▶ **Written task**
Quote precisely the final stretch of the listing: start at the line containing "Read all visible content and emit it as JSON." and stop after the last line.

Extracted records
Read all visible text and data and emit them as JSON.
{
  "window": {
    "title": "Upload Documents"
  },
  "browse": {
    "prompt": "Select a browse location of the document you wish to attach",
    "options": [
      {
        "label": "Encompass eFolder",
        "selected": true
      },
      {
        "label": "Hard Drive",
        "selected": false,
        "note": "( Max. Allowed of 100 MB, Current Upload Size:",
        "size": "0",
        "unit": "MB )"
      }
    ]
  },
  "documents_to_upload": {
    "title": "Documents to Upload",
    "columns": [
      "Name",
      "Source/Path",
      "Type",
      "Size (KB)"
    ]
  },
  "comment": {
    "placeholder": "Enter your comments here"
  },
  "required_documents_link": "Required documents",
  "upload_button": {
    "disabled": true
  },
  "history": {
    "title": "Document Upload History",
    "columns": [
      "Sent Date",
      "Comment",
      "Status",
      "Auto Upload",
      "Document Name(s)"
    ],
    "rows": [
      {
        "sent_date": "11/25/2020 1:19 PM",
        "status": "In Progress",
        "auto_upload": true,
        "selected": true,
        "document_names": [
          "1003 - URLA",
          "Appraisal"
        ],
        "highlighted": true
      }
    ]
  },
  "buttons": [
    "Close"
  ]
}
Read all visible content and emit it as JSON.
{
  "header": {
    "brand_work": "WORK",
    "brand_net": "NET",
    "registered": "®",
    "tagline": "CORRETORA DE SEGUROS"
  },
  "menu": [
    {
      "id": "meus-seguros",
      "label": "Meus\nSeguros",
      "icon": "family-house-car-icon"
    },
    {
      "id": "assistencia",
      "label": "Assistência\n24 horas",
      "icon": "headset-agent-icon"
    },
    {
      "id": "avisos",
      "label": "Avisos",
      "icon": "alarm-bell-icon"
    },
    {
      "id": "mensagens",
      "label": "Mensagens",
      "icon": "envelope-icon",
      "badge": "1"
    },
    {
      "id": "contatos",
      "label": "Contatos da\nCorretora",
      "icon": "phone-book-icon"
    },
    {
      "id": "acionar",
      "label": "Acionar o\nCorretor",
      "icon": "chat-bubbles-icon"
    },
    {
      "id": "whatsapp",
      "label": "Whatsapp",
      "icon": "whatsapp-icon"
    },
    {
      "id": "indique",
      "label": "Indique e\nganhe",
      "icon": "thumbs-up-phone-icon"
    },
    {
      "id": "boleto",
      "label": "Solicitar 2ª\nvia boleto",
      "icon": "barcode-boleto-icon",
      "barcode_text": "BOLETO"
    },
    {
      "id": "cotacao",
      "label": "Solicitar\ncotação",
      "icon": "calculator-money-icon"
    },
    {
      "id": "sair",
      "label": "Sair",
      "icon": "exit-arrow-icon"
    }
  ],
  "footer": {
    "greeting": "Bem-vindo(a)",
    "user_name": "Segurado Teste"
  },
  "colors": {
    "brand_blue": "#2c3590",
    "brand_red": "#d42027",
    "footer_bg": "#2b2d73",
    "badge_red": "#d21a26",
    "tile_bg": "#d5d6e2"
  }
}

▶ **Completed task**
Read all visible content and emit it as JSON.
{
  "header": {
    "brand_work": "WORK",
    "brand_net": "NET",
    "registered": "®",
    "tagline": "CORRETORA DE SEGUROS"
  },
  "menu": [
    {
      "id": "meus-seguros",
      "label": "Meus\nSeguros",
      "icon": "family-house-car-icon"
    },
    {
      "id": "assistencia",
      "label": "Assistência\n24 horas",
      "icon": "headset-agent-icon"
    },
    {
      "id": "avisos",
      "label": "Avisos",
      "icon": "alarm-bell-icon"
    },
    {
      "id": "mensagens",
      "label": "Mensagens",
      "icon": "envelope-icon",
      "badge": "1"
    },
    {
      "id": "contatos",
      "label": "Contatos da\nCorretora",
      "icon": "phone-book-icon"
    },
    {
      "id": "acionar",
      "label": "Acionar o\nCorretor",
      "icon": "chat-bubbles-icon"
    },
    {
      "id": "whatsapp",
      "label": "Whatsapp",
      "icon": "whatsapp-icon"
    },
    {
      "id": "indique",
      "label": "Indique e\nganhe",
      "icon": "thumbs-up-phone-icon"
    },
    {
      "id": "boleto",
      "label": "Solicitar 2ª\nvia boleto",
      "icon": "barcode-boleto-icon",
      "barcode_text": "BOLETO"
    },
    {
      "id": "cotacao",
      "label": "Solicitar\ncotação",
      "icon": "calculator-money-icon"
    },
    {
      "id": "sair",
      "label": "Sair",
      "icon": "exit-arrow-icon"
    }
  ],
  "footer": {
    "greeting": "Bem-vindo(a)",
    "user_name": "Segurado Teste"
  },
  "colors": {
    "brand_blue": "#2c3590",
    "brand_red": "#d42027",
    "footer_bg": "#2b2d73",
    "badge_red": "#d21a26",
    "tile_bg": "#d5d6e2"
  }
}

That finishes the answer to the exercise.